◆ **Data items**:
______

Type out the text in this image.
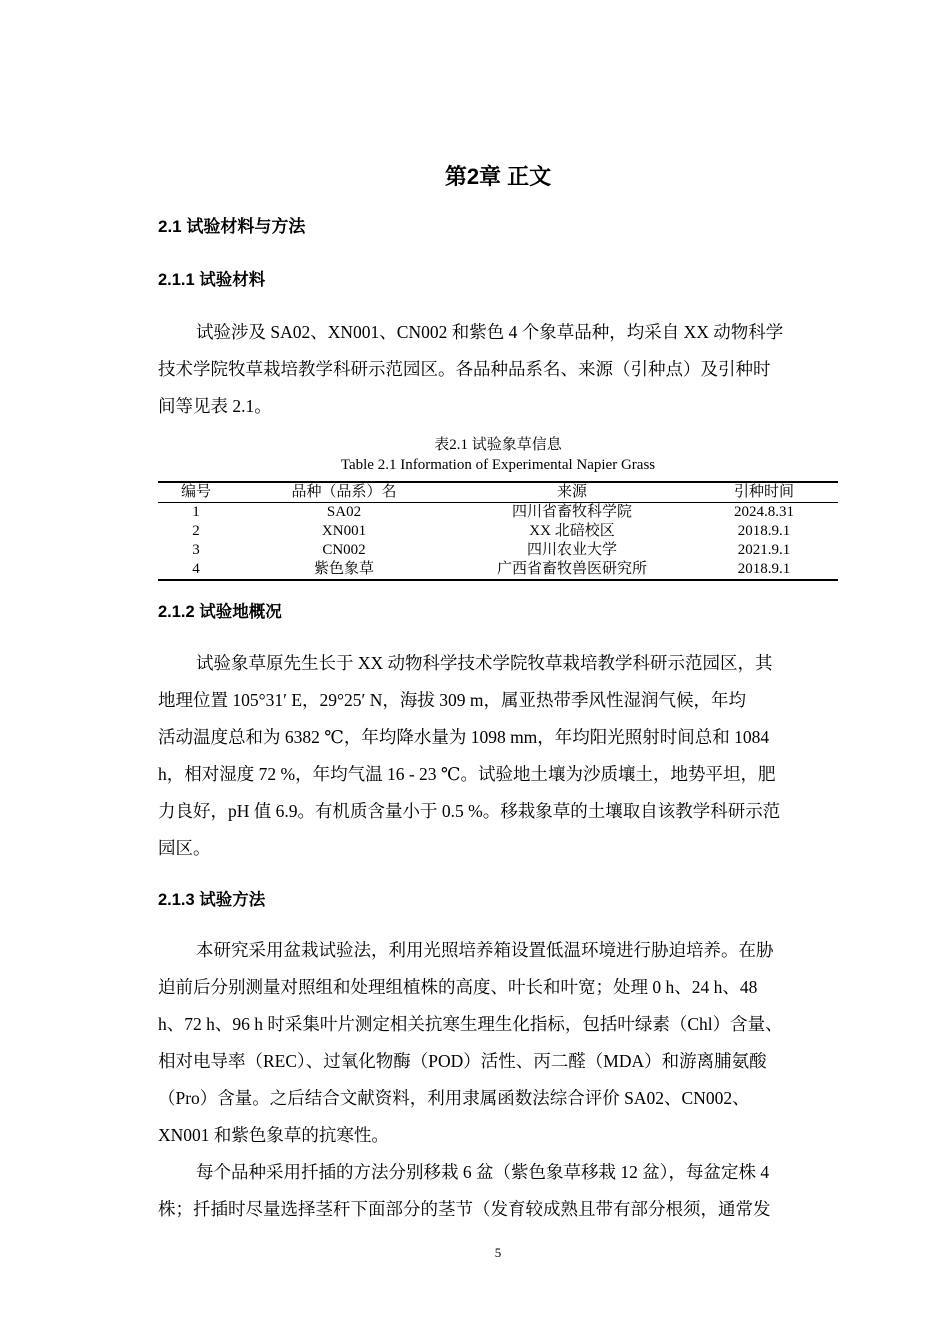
第2章 正文
2.1 试验材料与方法
2.1.1 试验材料
试验涉及 SA02、XN001、CN002 和紫色 4 个象草品种，均采自 XX 动物科学
技术学院牧草栽培教学科研示范园区。各品种品系名、来源（引种点）及引种时
间等见表 2.1。
表2.1 试验象草信息
Table 2.1 Information of Experimental Napier Grass
编号	品种（品系）名	来源	引种时间
1	SA02	四川省畜牧科学院	2024.8.31
2	XN001	XX 北碚校区	2018.9.1
3	CN002	四川农业大学	2021.9.1
4	紫色象草	广西省畜牧兽医研究所	2018.9.1
2.1.2 试验地概况
试验象草原先生长于 XX 动物科学技术学院牧草栽培教学科研示范园区，其
地理位置 105°31′ E，29°25′ N，海拔 309 m，属亚热带季风性湿润气候，年均
活动温度总和为 6382 ℃，年均降水量为 1098 mm，年均阳光照射时间总和 1084
h，相对湿度 72 %，年均气温 16 - 23 ℃。试验地土壤为沙质壤土，地势平坦，肥
力良好，pH 值 6.9。有机质含量小于 0.5 %。移栽象草的土壤取自该教学科研示范
园区。
2.1.3 试验方法
本研究采用盆栽试验法，利用光照培养箱设置低温环境进行胁迫培养。在胁
迫前后分别测量对照组和处理组植株的高度、叶长和叶宽；处理 0 h、24 h、48
h、72 h、96 h 时采集叶片测定相关抗寒生理生化指标，包括叶绿素（Chl）含量、
相对电导率（REC）、过氧化物酶（POD）活性、丙二醛（MDA）和游离脯氨酸
（Pro）含量。之后结合文献资料，利用隶属函数法综合评价 SA02、CN002、
XN001 和紫色象草的抗寒性。
每个品种采用扦插的方法分别移栽 6 盆（紫色象草移栽 12 盆），每盆定株 4
株；扦插时尽量选择茎秆下面部分的茎节（发育较成熟且带有部分根须，通常发
5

______

◆ **EXERCISE OBJECTIVE**: Make an exact copy of the listing above. Do not include the pictures.

◆ **TASK RESPONSE**:
Type out the text in this image.
第2章 正文
2.1 试验材料与方法
2.1.1 试验材料
试验涉及 SA02、XN001、CN002 和紫色 4 个象草品种，均采自 XX 动物科学
技术学院牧草栽培教学科研示范园区。各品种品系名、来源（引种点）及引种时
间等见表 2.1。
表2.1 试验象草信息
Table 2.1 Information of Experimental Napier Grass
编号	品种（品系）名	来源	引种时间
1	SA02	四川省畜牧科学院	2024.8.31
2	XN001	XX 北碚校区	2018.9.1
3	CN002	四川农业大学	2021.9.1
4	紫色象草	广西省畜牧兽医研究所	2018.9.1
2.1.2 试验地概况
试验象草原先生长于 XX 动物科学技术学院牧草栽培教学科研示范园区，其
地理位置 105°31′ E，29°25′ N，海拔 309 m，属亚热带季风性湿润气候，年均
活动温度总和为 6382 ℃，年均降水量为 1098 mm，年均阳光照射时间总和 1084
h，相对湿度 72 %，年均气温 16 - 23 ℃。试验地土壤为沙质壤土，地势平坦，肥
力良好，pH 值 6.9。有机质含量小于 0.5 %。移栽象草的土壤取自该教学科研示范
园区。
2.1.3 试验方法
本研究采用盆栽试验法，利用光照培养箱设置低温环境进行胁迫培养。在胁
迫前后分别测量对照组和处理组植株的高度、叶长和叶宽；处理 0 h、24 h、48
h、72 h、96 h 时采集叶片测定相关抗寒生理生化指标，包括叶绿素（Chl）含量、
相对电导率（REC）、过氧化物酶（POD）活性、丙二醛（MDA）和游离脯氨酸
（Pro）含量。之后结合文献资料，利用隶属函数法综合评价 SA02、CN002、
XN001 和紫色象草的抗寒性。
每个品种采用扦插的方法分别移栽 6 盆（紫色象草移栽 12 盆），每盆定株 4
株；扦插时尽量选择茎秆下面部分的茎节（发育较成熟且带有部分根须，通常发
5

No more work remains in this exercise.